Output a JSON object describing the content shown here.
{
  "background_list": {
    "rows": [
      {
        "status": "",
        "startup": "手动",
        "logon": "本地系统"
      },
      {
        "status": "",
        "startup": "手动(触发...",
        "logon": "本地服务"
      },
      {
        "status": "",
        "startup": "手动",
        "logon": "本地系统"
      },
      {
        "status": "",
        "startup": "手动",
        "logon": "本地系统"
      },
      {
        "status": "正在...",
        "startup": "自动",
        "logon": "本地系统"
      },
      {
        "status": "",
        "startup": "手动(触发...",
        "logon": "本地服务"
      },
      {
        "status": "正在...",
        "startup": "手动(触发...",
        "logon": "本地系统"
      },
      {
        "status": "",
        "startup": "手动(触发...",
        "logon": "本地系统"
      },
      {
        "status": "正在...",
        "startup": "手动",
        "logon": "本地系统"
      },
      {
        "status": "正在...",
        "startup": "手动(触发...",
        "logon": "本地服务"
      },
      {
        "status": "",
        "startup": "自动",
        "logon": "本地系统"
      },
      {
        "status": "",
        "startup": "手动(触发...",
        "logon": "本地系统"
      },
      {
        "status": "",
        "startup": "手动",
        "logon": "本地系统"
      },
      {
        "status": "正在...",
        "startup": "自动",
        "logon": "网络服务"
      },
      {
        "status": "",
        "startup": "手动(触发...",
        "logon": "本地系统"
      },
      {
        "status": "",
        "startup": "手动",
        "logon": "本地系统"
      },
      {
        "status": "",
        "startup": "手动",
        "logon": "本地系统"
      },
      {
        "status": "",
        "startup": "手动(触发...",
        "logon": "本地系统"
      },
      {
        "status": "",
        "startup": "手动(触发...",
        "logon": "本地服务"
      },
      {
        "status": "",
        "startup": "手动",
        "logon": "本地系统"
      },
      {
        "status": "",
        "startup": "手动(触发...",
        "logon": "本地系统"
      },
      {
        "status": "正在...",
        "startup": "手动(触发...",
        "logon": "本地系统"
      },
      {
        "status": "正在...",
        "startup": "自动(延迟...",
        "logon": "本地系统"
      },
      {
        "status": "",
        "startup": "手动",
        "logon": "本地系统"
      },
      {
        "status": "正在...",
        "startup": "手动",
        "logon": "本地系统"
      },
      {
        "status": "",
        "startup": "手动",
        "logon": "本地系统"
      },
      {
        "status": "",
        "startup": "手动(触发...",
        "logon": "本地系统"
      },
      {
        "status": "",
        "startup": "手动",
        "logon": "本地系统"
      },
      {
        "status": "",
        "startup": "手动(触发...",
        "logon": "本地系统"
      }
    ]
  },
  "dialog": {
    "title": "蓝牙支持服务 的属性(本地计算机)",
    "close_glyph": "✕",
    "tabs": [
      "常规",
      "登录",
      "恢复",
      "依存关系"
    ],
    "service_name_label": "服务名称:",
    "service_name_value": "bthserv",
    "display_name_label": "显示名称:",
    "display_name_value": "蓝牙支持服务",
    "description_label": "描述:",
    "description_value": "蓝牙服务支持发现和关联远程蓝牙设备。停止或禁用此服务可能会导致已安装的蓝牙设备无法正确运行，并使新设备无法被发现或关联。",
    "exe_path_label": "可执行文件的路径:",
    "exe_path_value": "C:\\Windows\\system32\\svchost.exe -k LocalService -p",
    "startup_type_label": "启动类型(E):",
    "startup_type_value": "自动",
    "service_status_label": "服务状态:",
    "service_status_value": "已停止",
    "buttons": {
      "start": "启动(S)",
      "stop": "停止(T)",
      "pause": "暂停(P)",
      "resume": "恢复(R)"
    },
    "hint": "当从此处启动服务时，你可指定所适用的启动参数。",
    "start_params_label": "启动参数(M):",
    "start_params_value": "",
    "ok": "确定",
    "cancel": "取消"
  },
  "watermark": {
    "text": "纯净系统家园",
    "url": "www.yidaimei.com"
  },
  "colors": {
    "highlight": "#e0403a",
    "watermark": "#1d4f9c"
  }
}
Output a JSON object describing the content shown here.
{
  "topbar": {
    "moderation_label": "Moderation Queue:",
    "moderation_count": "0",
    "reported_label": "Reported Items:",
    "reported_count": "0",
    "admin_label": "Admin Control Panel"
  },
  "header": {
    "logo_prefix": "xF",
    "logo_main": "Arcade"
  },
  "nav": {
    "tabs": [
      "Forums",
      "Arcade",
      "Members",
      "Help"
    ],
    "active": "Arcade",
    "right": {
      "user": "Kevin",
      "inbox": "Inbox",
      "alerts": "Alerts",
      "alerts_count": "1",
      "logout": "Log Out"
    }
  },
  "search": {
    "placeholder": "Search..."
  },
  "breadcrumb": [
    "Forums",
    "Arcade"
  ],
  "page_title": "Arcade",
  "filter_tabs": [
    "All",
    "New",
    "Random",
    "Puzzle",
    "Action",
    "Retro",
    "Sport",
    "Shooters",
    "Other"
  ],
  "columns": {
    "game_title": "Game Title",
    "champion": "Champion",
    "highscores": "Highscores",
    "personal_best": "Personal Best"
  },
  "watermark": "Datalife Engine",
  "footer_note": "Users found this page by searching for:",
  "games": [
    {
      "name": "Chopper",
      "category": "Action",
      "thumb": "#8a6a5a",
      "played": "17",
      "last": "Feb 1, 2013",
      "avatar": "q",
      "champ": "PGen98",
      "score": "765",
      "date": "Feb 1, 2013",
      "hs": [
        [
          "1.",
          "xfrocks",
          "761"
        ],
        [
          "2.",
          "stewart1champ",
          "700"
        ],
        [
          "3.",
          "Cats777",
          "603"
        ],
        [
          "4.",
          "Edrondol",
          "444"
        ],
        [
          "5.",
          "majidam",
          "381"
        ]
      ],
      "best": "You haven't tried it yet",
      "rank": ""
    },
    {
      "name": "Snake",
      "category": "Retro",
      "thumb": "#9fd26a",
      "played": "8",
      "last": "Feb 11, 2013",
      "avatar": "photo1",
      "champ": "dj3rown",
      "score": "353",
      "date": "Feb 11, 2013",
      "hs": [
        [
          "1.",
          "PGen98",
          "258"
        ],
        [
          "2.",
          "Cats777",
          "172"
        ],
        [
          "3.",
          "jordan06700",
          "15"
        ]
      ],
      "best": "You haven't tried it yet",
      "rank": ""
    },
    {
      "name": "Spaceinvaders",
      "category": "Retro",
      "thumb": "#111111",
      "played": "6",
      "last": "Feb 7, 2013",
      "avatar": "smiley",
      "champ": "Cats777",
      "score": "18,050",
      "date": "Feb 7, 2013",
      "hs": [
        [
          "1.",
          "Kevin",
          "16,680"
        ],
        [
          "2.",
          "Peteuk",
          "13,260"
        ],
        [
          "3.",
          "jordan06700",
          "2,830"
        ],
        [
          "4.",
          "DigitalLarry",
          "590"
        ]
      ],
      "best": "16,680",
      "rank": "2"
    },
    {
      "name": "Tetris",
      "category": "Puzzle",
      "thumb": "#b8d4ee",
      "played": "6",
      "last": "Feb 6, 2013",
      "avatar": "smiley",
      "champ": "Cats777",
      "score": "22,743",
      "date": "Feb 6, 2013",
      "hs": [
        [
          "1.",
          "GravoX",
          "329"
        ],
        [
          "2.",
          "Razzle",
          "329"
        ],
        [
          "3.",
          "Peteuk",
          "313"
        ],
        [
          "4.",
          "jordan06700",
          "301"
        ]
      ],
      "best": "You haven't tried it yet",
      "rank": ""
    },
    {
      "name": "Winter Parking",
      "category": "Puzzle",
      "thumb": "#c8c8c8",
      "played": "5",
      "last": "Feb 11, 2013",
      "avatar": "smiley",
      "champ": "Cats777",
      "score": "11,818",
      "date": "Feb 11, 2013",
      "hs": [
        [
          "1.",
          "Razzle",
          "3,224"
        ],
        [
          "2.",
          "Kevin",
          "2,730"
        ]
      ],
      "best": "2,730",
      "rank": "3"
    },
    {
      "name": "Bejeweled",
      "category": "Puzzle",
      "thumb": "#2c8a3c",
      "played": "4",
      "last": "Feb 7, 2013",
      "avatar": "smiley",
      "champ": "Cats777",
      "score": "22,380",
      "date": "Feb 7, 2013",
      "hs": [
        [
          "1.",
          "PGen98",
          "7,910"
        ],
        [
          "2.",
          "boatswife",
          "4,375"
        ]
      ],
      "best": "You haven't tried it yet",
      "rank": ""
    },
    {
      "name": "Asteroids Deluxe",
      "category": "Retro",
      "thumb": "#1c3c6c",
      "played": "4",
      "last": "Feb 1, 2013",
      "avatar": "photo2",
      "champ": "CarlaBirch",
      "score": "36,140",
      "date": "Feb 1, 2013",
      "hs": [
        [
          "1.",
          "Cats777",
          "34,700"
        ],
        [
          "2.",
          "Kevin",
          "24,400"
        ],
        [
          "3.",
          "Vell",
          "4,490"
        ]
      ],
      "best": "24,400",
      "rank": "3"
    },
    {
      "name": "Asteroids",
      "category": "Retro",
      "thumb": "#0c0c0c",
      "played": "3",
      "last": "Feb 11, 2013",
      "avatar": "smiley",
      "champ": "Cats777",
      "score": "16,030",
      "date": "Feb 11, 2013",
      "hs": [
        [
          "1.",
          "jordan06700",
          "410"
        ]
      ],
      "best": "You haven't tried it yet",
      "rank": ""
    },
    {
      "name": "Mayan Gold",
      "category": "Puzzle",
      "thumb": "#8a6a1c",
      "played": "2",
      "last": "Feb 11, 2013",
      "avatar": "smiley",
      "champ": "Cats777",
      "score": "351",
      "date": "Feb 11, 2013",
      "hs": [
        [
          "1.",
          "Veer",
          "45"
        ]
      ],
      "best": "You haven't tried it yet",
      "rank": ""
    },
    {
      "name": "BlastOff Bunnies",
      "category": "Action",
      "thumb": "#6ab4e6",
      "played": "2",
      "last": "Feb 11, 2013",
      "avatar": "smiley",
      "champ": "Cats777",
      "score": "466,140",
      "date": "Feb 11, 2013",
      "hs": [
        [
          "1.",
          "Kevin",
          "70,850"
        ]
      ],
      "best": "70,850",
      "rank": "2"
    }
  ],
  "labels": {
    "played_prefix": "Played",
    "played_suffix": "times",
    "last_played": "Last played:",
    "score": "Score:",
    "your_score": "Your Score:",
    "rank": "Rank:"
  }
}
● ● ●
▶ **PROBLEM**
Locate the string "Asteroids" in the listing above and copy every line where it occurs.

▶ **SOLUTION FOR THIS PROBLEM**
      "name": "Asteroids Deluxe",
      "name": "Asteroids",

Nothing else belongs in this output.